RAW DATA:
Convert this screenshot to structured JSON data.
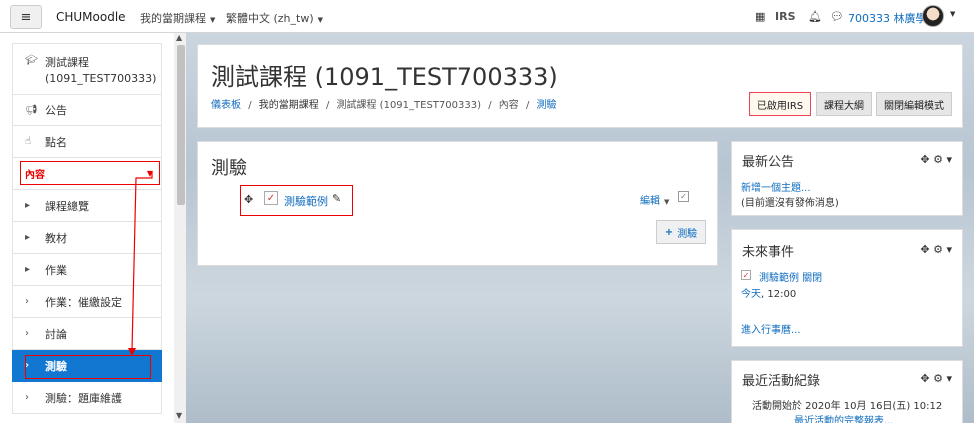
{
  "navbar": {
    "menu_icon": "hamburger-icon",
    "brand": "CHUMoodle",
    "my_courses": "我的當期課程",
    "language": "繁體中文 (zh_tw)",
    "grid_icon": "grid-icon",
    "irs": "IRS",
    "bell_icon": "bell-icon",
    "chat_icon": "chat-icon",
    "user": "700333 林廣學"
  },
  "drawer": {
    "course_name": "測試課程",
    "course_code": "(1091_TEST700333)",
    "items": [
      {
        "label": "公告",
        "icon": "megaphone-icon"
      },
      {
        "label": "點名",
        "icon": "hand-icon"
      },
      {
        "label": "內容"
      },
      {
        "label": "課程總覽",
        "icon": "chevron-right-icon"
      },
      {
        "label": "教材",
        "icon": "chevron-right-icon"
      },
      {
        "label": "作業",
        "icon": "chevron-right-icon"
      },
      {
        "label": "作業：催繳設定",
        "icon": "chevron-right-icon"
      },
      {
        "label": "討論",
        "icon": "chevron-right-icon"
      },
      {
        "label": "測驗",
        "icon": "chevron-right-icon"
      },
      {
        "label": "測驗：題庫維護",
        "icon": "chevron-right-icon"
      }
    ]
  },
  "header": {
    "title": "測試課程 (1091_TEST700333)",
    "breadcrumb": [
      "儀表板",
      "我的當期課程",
      "測試課程 (1091_TEST700333)",
      "內容",
      "測驗"
    ],
    "buttons": [
      "已啟用IRS",
      "課程大綱",
      "關閉編輯模式"
    ]
  },
  "section": {
    "title": "測驗",
    "activity": "測驗範例",
    "edit": "編輯",
    "add": "測驗"
  },
  "blocks": {
    "news": {
      "title": "最新公告",
      "link": "新增一個主題...",
      "note": "(目前還沒有發佈消息)"
    },
    "events": {
      "title": "未來事件",
      "event": "測驗範例 關閉",
      "date_link": "今天",
      "time": ", 12:00",
      "calendar": "進入行事曆..."
    },
    "activity": {
      "title": "最近活動紀錄",
      "since": "活動開始於 2020年 10月 16日(五) 10:12",
      "report": "最近活動的完整報表..."
    }
  },
  "colors": {
    "accent": "#0f6cbf",
    "active": "#1177d1",
    "highlight": "#e00000"
  }
}
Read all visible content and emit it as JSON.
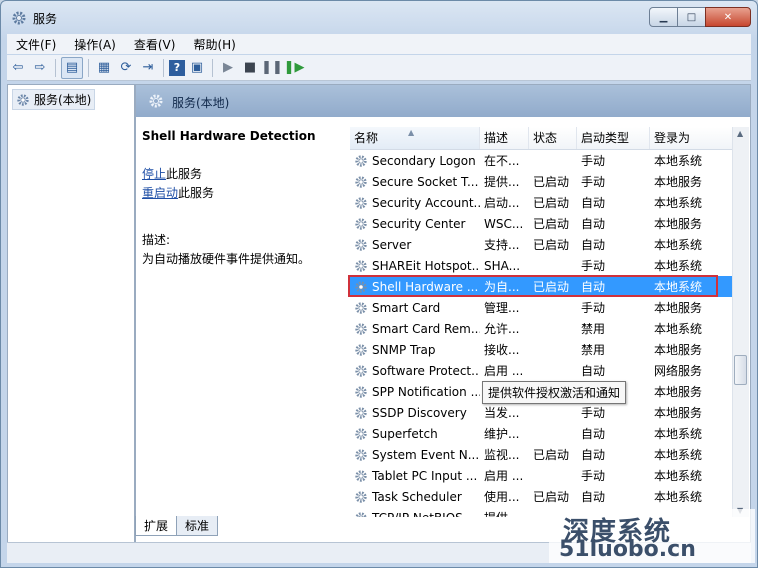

SET PROBLEM:
How many lines of the entries above hold the string "title"? Reply with the number alone.

TASK RESPONSE:
5